### GIVEN TASK
Repeat every entry word for word, skipping the pictures.

### DATA ROWS
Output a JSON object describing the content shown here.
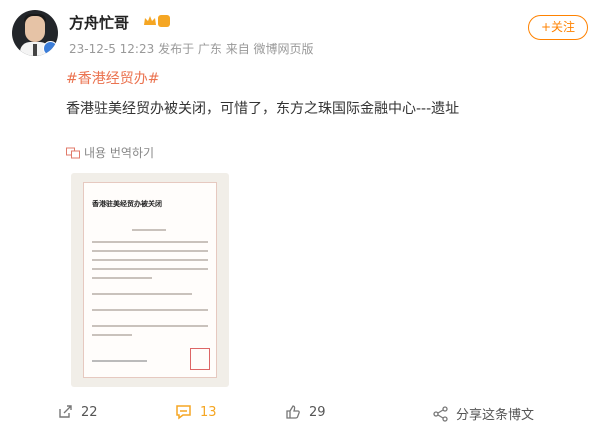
{
  "user": {
    "name": "方舟忙哥",
    "meta_time": "23-12-5 12:23",
    "meta_location": "发布于 广东",
    "meta_source": "来自 微博网页版",
    "follow_label": "+关注"
  },
  "post": {
    "hashtag": "#香港经贸办#",
    "text": "香港驻美经贸办被关闭，可惜了，东方之珠国际金融中心---遗址",
    "translate_label": "내용 번역하기"
  },
  "image": {
    "doc_title": "香港驻美经贸办被关闭"
  },
  "actions": {
    "repost_count": "22",
    "comment_count": "13",
    "like_count": "29",
    "share_label": "分享这条博文"
  },
  "colors": {
    "accent": "#ff8200",
    "hashtag": "#eb7350",
    "meta": "#999999",
    "comment_icon": "#f5a623"
  }
}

### SOLVED PROBLEM
Output a JSON object describing the content shown here.
{
  "user": {
    "name": "方舟忙哥",
    "meta_time": "23-12-5 12:23",
    "meta_location": "发布于 广东",
    "meta_source": "来自 微博网页版",
    "follow_label": "+关注"
  },
  "post": {
    "hashtag": "#香港经贸办#",
    "text": "香港驻美经贸办被关闭，可惜了，东方之珠国际金融中心---遗址",
    "translate_label": "내용 번역하기"
  },
  "image": {
    "doc_title": "香港驻美经贸办被关闭"
  },
  "actions": {
    "repost_count": "22",
    "comment_count": "13",
    "like_count": "29",
    "share_label": "分享这条博文"
  },
  "colors": {
    "accent": "#ff8200",
    "hashtag": "#eb7350",
    "meta": "#999999",
    "comment_icon": "#f5a623"
  }
}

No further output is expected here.